Task statement ▸
Filter this data down to the lines that hold "الغيب", and copy them.

Records supplied ▸
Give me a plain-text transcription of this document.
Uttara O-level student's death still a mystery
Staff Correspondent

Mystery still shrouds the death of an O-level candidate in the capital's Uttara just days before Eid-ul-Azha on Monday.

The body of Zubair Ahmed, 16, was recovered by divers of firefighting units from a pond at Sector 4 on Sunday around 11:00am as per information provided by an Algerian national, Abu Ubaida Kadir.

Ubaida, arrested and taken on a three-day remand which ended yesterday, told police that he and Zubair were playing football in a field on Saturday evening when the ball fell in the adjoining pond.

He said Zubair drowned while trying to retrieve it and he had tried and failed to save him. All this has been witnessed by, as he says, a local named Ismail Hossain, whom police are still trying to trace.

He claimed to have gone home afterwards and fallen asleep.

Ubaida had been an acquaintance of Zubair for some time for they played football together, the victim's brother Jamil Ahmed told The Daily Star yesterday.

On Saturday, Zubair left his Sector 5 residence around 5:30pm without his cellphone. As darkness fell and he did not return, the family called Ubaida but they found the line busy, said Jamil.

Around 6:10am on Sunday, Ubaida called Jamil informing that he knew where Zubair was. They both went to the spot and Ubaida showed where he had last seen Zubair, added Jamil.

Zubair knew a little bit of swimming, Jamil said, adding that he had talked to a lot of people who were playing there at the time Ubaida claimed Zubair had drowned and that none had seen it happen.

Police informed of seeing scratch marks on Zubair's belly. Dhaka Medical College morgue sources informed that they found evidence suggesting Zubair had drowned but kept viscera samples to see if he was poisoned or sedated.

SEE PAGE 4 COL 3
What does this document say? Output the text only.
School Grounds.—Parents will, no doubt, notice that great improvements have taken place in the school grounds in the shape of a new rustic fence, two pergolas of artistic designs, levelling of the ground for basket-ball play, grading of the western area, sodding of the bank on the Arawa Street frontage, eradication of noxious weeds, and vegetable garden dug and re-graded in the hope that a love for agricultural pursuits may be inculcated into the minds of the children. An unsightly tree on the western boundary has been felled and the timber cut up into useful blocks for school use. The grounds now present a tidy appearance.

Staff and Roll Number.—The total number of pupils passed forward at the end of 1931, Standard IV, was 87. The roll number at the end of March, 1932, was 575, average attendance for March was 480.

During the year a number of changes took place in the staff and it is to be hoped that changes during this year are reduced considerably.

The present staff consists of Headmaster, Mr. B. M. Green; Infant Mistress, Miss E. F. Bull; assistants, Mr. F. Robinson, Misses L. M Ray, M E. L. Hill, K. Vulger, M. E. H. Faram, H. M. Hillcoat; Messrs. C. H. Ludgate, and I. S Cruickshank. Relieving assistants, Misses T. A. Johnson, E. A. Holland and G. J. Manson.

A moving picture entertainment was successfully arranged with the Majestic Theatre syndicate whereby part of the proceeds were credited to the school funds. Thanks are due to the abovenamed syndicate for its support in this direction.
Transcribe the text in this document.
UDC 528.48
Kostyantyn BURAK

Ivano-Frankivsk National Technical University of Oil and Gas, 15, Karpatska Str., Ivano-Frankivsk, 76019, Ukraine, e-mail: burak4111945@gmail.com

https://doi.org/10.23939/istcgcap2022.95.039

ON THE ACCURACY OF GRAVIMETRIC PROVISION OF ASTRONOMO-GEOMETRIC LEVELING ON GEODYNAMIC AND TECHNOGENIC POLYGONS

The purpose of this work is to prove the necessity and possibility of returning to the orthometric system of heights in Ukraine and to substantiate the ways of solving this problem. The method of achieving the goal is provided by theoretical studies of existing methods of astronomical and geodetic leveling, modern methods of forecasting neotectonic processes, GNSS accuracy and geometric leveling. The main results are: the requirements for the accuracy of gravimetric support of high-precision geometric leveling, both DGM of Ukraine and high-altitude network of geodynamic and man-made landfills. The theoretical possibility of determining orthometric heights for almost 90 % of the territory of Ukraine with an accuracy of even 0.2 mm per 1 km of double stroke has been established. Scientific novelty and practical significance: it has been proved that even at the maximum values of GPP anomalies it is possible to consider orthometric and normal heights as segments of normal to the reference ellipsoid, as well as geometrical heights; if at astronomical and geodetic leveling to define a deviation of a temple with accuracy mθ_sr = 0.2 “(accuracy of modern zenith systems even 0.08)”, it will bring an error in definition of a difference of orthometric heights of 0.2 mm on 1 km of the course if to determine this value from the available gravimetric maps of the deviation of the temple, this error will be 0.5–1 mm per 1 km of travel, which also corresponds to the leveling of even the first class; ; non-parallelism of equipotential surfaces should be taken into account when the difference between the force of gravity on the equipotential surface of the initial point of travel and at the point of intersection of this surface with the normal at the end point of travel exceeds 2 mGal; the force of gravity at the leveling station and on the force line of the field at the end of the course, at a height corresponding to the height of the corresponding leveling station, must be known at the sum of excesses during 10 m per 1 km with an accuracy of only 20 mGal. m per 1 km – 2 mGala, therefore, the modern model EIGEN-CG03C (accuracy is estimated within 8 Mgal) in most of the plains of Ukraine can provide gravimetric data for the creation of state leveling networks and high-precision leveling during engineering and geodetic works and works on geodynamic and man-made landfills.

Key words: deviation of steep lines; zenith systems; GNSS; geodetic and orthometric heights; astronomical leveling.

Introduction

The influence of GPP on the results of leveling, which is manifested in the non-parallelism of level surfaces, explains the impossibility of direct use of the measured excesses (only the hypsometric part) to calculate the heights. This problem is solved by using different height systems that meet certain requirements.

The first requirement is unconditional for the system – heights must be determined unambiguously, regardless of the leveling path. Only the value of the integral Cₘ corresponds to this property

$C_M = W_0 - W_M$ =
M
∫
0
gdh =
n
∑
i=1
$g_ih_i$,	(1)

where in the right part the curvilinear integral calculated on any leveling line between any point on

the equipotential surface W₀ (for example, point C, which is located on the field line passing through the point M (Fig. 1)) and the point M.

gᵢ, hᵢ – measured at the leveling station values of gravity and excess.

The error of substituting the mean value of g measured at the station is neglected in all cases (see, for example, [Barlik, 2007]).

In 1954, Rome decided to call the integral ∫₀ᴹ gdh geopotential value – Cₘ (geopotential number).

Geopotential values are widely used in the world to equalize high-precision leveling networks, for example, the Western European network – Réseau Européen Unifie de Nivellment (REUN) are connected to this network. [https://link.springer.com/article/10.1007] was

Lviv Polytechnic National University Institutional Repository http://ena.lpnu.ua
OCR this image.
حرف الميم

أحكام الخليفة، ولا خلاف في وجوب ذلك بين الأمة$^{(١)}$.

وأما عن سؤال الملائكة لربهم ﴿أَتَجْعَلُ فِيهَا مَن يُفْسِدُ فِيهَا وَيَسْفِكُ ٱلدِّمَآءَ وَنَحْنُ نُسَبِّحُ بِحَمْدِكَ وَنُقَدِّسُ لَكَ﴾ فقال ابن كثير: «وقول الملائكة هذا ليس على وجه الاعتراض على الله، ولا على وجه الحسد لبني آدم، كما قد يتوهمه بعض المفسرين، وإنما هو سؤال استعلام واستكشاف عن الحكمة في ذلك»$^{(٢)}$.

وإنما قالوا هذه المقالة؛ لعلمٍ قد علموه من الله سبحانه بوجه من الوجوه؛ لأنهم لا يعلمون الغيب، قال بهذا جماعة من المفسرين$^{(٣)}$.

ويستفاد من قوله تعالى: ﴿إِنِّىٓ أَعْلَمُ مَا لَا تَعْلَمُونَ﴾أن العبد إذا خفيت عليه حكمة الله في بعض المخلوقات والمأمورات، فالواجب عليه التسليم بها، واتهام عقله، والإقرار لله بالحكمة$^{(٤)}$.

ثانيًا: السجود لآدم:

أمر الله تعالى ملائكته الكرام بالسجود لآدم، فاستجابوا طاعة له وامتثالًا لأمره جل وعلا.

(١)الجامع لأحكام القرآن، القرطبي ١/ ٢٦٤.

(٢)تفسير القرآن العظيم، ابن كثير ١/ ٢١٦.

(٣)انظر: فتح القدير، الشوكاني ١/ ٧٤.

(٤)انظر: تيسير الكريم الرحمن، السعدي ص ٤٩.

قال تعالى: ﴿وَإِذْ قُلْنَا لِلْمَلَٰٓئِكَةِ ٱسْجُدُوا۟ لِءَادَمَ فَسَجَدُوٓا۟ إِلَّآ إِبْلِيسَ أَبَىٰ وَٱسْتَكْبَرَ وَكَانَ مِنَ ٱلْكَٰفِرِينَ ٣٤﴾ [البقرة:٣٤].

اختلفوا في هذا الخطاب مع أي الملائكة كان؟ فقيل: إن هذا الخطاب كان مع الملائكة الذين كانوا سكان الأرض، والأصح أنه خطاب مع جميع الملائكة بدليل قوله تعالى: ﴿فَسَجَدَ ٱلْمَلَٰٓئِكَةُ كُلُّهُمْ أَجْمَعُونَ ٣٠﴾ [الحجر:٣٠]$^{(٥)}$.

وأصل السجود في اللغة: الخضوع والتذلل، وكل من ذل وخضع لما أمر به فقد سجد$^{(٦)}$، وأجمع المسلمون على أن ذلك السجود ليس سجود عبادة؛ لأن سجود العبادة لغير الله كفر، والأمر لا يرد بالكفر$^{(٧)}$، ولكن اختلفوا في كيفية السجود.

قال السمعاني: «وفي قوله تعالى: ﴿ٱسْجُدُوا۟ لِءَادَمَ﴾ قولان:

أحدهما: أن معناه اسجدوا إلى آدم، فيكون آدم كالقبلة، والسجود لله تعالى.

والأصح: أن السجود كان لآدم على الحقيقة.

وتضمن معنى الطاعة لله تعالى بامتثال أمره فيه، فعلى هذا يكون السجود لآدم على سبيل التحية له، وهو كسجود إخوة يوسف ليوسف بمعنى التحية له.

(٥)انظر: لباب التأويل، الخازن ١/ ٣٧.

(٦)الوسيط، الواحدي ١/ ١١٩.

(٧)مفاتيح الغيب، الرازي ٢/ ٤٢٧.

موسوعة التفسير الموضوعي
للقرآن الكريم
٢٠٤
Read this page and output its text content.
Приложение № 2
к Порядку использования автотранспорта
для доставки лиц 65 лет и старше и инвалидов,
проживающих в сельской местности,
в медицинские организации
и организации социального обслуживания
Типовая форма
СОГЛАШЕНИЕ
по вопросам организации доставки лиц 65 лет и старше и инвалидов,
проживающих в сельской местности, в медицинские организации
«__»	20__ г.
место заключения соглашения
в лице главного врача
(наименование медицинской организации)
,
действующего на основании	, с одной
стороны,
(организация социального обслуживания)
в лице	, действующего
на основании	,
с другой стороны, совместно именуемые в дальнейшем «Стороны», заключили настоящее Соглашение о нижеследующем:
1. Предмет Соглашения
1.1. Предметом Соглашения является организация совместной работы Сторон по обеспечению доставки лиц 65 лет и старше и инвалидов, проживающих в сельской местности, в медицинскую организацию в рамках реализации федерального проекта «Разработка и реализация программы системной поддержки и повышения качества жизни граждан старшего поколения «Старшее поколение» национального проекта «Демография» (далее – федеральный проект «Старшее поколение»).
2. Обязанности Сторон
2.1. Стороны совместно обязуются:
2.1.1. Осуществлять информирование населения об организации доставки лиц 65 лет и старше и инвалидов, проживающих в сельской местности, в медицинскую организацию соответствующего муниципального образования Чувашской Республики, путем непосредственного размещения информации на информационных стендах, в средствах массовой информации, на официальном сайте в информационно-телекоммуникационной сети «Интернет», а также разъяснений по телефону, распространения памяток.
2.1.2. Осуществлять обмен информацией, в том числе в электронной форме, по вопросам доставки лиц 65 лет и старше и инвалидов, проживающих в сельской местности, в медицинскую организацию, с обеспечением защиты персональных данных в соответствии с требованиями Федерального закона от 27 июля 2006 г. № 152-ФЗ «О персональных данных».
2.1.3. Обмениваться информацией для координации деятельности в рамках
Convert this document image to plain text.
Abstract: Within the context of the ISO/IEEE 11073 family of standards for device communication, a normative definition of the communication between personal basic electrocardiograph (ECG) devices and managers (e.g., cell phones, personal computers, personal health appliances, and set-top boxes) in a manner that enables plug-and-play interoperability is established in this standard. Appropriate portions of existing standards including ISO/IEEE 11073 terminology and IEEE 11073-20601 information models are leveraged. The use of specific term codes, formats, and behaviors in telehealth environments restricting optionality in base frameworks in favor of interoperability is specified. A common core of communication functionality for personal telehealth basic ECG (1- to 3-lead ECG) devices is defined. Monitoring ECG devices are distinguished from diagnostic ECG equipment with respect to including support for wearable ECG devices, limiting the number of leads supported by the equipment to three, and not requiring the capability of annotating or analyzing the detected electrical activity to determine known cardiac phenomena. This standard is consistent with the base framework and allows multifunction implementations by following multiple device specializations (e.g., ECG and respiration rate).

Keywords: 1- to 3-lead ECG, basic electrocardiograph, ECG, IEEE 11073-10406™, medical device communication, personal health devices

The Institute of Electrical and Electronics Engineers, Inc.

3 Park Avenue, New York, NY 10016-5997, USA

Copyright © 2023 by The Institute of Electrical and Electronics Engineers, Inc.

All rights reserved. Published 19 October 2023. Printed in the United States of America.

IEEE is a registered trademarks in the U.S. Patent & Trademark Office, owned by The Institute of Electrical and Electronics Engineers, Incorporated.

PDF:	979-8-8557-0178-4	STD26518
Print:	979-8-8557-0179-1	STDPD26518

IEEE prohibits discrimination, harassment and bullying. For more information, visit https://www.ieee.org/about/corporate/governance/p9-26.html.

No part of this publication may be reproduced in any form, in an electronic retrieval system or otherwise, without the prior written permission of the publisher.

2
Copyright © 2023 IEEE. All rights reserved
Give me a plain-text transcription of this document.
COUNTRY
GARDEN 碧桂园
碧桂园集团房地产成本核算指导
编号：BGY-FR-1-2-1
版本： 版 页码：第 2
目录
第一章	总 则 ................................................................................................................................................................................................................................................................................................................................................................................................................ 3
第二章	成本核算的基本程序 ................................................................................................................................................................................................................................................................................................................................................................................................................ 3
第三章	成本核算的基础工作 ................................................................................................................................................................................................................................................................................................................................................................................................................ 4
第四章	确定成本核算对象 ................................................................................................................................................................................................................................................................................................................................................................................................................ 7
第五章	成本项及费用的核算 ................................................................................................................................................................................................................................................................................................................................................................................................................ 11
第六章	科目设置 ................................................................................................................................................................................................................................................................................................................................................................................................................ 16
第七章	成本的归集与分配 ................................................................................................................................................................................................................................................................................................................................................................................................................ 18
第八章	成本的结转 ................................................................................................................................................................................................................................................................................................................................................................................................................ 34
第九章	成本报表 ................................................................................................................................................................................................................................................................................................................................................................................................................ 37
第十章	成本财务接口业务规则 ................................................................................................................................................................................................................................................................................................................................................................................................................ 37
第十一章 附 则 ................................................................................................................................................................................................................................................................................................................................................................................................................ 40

Output for this task ▸
وإنما قالوا هذه المقالة؛ لعلمٍ قد علموه من الله سبحانه بوجه من الوجوه؛ لأنهم لا يعلمون الغيب، قال بهذا جماعة من المفسرين$^{(٣)}$.
(٧)مفاتيح الغيب، الرازي ٢/ ٤٢٧.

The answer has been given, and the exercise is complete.